■ TASK PROMPT
Take the entries below and print all of them exactly, please.

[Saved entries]
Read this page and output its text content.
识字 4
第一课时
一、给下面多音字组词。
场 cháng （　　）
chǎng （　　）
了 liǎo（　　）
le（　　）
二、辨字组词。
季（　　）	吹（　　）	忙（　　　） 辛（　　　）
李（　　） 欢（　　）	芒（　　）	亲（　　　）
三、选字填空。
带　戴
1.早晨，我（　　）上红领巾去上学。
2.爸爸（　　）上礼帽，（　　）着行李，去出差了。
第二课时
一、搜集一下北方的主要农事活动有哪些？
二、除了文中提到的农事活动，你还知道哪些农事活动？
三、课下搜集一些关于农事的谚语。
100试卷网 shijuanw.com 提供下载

■ EXPECTED ANSWER
Read this page and output its text content.
识字 4
第一课时
一、给下面多音字组词。
场 cháng （　　）
chǎng （　　）
了 liǎo（　　）
le（　　）
二、辨字组词。
季（　　）	吹（　　）	忙（　　　） 辛（　　　）
李（　　） 欢（　　）	芒（　　）	亲（　　　）
三、选字填空。
带　戴
1.早晨，我（　　）上红领巾去上学。
2.爸爸（　　）上礼帽，（　　）着行李，去出差了。
第二课时
一、搜集一下北方的主要农事活动有哪些？
二、除了文中提到的农事活动，你还知道哪些农事活动？
三、课下搜集一些关于农事的谚语。
100试卷网 shijuanw.com 提供下载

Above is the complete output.